Search the material below for the string "معاملات" and list each line that holds it.

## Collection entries
------------------------------------------------------------

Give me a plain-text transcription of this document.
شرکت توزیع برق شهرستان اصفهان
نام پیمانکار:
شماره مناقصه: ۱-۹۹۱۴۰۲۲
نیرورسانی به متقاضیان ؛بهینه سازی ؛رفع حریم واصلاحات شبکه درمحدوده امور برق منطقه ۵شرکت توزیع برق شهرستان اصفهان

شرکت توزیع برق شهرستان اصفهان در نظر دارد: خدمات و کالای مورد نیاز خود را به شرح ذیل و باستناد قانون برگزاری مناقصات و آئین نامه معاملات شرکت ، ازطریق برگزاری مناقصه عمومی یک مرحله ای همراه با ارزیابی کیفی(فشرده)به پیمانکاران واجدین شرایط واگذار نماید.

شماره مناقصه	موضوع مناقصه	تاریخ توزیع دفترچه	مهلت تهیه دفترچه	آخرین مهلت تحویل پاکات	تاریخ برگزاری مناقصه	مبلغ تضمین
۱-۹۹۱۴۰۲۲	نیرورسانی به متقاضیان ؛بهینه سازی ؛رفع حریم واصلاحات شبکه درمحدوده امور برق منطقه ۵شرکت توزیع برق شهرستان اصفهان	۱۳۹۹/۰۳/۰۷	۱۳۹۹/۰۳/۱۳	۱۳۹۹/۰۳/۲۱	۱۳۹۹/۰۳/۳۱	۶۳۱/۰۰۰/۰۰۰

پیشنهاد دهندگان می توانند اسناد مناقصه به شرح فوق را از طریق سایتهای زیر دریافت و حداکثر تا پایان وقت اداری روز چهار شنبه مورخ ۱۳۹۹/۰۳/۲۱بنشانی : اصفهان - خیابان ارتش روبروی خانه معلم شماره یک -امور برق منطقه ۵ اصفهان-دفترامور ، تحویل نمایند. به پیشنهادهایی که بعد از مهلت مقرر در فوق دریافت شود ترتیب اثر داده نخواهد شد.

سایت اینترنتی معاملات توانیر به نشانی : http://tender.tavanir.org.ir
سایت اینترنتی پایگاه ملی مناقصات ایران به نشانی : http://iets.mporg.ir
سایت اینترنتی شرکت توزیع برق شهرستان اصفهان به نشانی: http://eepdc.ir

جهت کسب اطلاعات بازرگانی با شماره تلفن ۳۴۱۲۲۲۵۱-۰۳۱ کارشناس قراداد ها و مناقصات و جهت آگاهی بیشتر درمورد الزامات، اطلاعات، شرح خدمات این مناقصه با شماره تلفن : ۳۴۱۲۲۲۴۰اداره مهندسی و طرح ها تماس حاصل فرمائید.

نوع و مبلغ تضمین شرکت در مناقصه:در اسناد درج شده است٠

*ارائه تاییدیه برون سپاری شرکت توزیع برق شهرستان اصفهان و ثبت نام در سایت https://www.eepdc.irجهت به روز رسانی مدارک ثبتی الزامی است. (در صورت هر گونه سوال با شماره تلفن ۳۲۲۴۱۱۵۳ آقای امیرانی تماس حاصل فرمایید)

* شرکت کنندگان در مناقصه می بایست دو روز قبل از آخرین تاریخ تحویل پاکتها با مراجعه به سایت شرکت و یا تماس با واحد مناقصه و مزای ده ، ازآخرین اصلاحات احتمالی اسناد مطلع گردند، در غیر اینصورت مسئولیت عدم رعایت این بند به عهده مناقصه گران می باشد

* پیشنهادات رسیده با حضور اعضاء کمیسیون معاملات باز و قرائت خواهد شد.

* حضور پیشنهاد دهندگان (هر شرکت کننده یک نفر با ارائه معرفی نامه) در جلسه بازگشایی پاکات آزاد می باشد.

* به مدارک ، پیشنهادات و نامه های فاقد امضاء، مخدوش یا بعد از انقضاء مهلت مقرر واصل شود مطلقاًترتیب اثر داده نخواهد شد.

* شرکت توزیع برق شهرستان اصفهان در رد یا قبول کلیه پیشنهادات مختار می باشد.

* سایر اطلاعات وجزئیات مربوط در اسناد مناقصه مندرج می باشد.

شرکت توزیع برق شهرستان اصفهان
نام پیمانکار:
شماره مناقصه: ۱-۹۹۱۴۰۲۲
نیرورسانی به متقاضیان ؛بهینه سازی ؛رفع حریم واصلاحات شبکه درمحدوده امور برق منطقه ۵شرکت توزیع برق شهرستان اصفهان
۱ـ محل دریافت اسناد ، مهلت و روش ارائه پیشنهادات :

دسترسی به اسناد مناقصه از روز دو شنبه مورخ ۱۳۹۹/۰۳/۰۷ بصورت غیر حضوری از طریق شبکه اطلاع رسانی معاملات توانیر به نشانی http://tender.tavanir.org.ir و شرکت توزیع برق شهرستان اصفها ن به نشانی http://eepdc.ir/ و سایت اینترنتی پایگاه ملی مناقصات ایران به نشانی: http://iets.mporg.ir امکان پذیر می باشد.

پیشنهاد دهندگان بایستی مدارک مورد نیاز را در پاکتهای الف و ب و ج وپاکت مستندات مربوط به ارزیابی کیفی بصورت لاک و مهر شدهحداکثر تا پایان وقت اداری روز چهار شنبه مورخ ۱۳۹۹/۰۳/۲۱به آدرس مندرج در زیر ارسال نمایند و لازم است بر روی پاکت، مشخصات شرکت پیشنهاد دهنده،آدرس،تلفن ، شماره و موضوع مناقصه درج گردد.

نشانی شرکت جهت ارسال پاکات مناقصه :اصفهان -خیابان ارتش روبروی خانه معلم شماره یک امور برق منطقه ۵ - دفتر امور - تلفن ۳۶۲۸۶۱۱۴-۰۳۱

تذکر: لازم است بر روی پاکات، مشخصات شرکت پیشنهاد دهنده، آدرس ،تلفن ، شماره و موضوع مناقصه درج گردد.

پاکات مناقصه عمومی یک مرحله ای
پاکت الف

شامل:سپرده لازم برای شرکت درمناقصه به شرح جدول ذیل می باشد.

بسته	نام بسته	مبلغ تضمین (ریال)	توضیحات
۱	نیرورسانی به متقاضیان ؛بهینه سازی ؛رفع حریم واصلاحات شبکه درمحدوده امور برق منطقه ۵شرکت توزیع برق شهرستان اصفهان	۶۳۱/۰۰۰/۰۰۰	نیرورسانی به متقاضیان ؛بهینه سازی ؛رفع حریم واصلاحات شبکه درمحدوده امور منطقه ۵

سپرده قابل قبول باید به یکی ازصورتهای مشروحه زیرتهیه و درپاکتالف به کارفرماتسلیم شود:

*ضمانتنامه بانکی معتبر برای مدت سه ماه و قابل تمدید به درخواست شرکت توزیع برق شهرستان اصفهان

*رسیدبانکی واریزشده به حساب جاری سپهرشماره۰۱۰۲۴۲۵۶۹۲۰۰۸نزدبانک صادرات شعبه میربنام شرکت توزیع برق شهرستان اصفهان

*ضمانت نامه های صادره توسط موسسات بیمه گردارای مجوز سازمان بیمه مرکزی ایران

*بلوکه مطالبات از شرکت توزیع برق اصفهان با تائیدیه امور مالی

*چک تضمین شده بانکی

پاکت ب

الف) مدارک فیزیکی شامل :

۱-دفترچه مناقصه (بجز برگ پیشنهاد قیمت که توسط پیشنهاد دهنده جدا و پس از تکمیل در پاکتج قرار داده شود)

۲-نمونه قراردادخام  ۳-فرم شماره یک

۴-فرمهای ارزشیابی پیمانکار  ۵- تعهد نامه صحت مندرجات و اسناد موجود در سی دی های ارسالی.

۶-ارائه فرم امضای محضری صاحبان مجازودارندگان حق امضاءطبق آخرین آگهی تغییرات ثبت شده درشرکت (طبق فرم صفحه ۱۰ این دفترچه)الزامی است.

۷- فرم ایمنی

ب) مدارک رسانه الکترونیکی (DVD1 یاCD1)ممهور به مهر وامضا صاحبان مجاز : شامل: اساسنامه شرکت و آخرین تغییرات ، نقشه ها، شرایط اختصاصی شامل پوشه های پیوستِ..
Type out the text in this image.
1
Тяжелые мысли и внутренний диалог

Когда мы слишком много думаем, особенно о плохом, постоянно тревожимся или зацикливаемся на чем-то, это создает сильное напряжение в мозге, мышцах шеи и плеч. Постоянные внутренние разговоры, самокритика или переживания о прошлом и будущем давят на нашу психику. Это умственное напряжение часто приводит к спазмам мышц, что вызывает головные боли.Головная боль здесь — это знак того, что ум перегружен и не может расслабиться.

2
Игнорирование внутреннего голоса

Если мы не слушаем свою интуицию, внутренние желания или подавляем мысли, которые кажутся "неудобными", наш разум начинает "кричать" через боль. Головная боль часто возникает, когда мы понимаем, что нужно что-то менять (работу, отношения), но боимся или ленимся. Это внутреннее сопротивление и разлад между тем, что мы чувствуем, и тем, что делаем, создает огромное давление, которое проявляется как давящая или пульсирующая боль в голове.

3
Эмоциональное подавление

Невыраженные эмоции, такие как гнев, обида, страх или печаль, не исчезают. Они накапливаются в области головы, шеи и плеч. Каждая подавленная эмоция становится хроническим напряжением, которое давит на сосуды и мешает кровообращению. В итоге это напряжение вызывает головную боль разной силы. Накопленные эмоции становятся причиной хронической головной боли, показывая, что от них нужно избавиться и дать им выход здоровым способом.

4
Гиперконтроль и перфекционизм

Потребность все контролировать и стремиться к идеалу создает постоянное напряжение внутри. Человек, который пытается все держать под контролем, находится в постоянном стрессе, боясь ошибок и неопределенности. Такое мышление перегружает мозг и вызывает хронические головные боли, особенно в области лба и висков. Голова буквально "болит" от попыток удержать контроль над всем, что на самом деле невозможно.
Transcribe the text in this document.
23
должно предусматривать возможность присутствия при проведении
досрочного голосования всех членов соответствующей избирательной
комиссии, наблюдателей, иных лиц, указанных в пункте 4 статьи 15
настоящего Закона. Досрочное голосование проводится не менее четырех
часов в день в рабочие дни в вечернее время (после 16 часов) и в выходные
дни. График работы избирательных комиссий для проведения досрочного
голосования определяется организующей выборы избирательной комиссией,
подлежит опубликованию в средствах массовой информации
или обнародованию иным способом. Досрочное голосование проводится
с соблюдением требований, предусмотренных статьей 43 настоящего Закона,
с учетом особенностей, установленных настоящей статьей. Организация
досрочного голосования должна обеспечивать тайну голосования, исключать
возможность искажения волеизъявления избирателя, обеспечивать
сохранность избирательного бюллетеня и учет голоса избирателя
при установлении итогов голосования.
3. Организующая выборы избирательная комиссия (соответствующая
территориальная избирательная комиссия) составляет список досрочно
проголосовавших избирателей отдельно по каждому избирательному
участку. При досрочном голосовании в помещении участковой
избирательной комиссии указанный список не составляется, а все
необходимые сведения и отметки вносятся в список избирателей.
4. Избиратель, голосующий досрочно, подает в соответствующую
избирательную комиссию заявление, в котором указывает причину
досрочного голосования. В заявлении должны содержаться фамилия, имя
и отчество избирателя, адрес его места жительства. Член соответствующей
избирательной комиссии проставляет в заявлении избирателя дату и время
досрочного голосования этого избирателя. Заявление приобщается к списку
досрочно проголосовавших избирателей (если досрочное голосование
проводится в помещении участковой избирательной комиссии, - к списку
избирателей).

------------------------------------------------------------

## Exercise result
شرکت توزیع برق شهرستان اصفهان در نظر دارد: خدمات و کالای مورد نیاز خود را به شرح ذیل و باستناد قانون برگزاری مناقصات و آئین نامه معاملات شرکت ، ازطریق برگزاری مناقصه عمومی یک مرحله ای همراه با ارزیابی کیفی(فشرده)به پیمانکاران واجدین شرایط واگذار نماید.
سایت اینترنتی معاملات توانیر به نشانی : http://tender.tavanir.org.ir
* پیشنهادات رسیده با حضور اعضاء کمیسیون معاملات باز و قرائت خواهد شد.
دسترسی به اسناد مناقصه از روز دو شنبه مورخ ۱۳۹۹/۰۳/۰۷ بصورت غیر حضوری از طریق شبکه اطلاع رسانی معاملات توانیر به نشانی http://tender.tavanir.org.ir و شرکت توزیع برق شهرستان اصفها ن به نشانی http://eepdc.ir/ و سایت اینترنتی پایگاه ملی مناقصات ایران به نشانی: http://iets.mporg.ir امکان پذیر می باشد.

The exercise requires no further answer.